→ CONSIGNES:
[A] D'après le texte sur les Jenu Kuruba, à quelle date le village a-t-il été démantelé ?
[B] Reprenez le passage du texte sur les Jenu Kuruba qui commence par "Le 18 juin, un" et va jusqu'à "avaient été chassés.", en remplaçant "démantelé" par "détruit".

Le 18 juin, un village autochtone a été démantelé par la police et les gardes forestiers de la réserve de Nargarahole, dans le sud-ouest de l’Inde. Motif : la présence du peuple Jenu Kuruba nuirait aux tigres, un animal pourtant vénéré par ce peuple. Plusieurs familles s’étaient réinstallées en mai sur la terre dont leurs ancêtres avaient été chassés.
"Comment peut-on nous qualifier de nuisances pour la vie sauvage, alors que nous en prenons soin depuis des millénaires, que nous considérons même qu’elle fait partie de nous ?" Voilà comment notre Observateur Shivu, leader des jeunesses Jenu Kuruba, un peuple autochtone d’Inde, résume à notre rédaction le paradoxe au cœur du conflit qui oppose son village à l’administration de la réserve de tigres de Nargarahole, dans l’État de Karnataka, dans le sud-ouest de l’Inde. (...)
six grands abris dans lesquels vivaient des femmes et des enfants ont été détruits. (...)
Les villageois sont accusés de s’être installés illégalement dans la réserve naturelle. Mais pour Shivu, c’est tout l’inverse : les Jenu Kuruba n’auraient jamais dû être expulsés du parc dans les années 1980, lorsque le village de ses ancêtres a été déplacé pour développer le sanctuaire de tigres du Bengale de Nargarahole. À l’époque, rien ne protège les droits de son peuple, qui, comme beaucoup d’autochtones en Inde (aussi appelés "Adivasis"), doit quitter ses terres sans avoir donné son consentement.

→ DONNÉES BRUTES:
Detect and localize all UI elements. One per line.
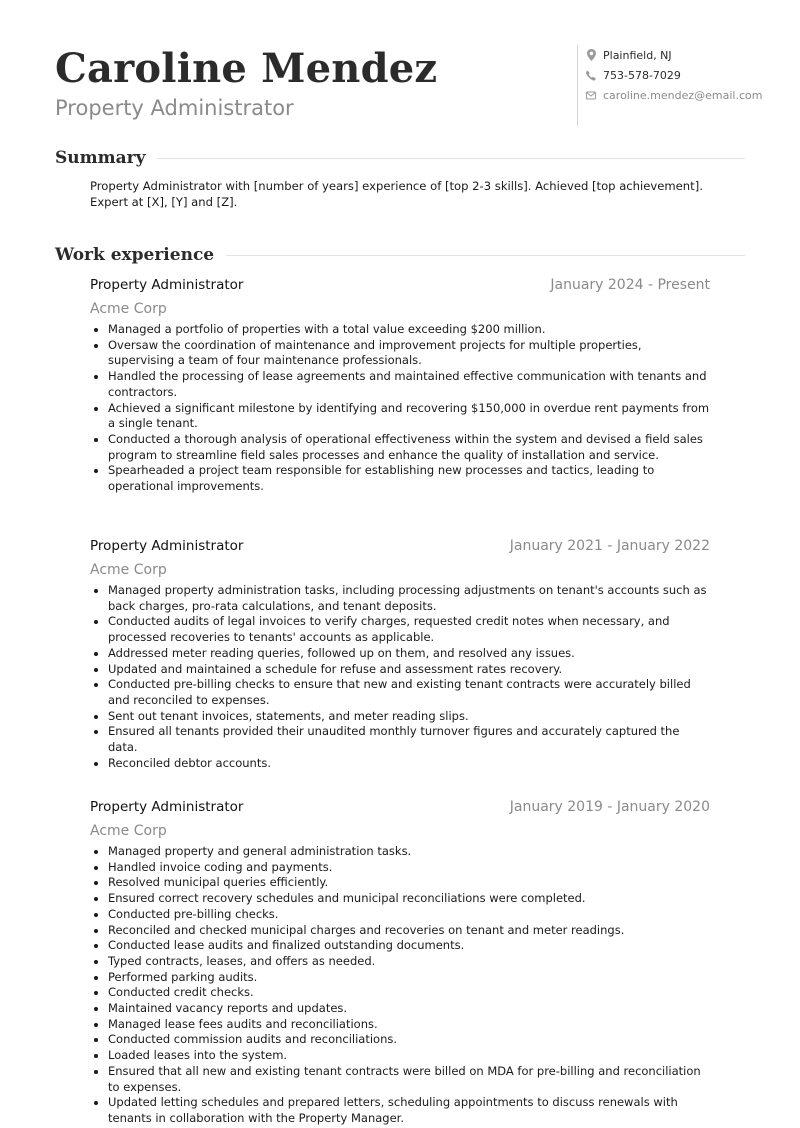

→ RÉPONSES:
[A] Le 18 juin.

[B]
Le 18 juin, un village autochtone a été détruit par la police et les gardes forestiers de la réserve de Nargarahole, dans le sud-ouest de l’Inde. Motif : la présence du peuple Jenu Kuruba nuirait aux tigres, un animal pourtant vénéré par ce peuple. Plusieurs familles s’étaient réinstallées en mai sur la terre dont leurs ancêtres avaient été chassés.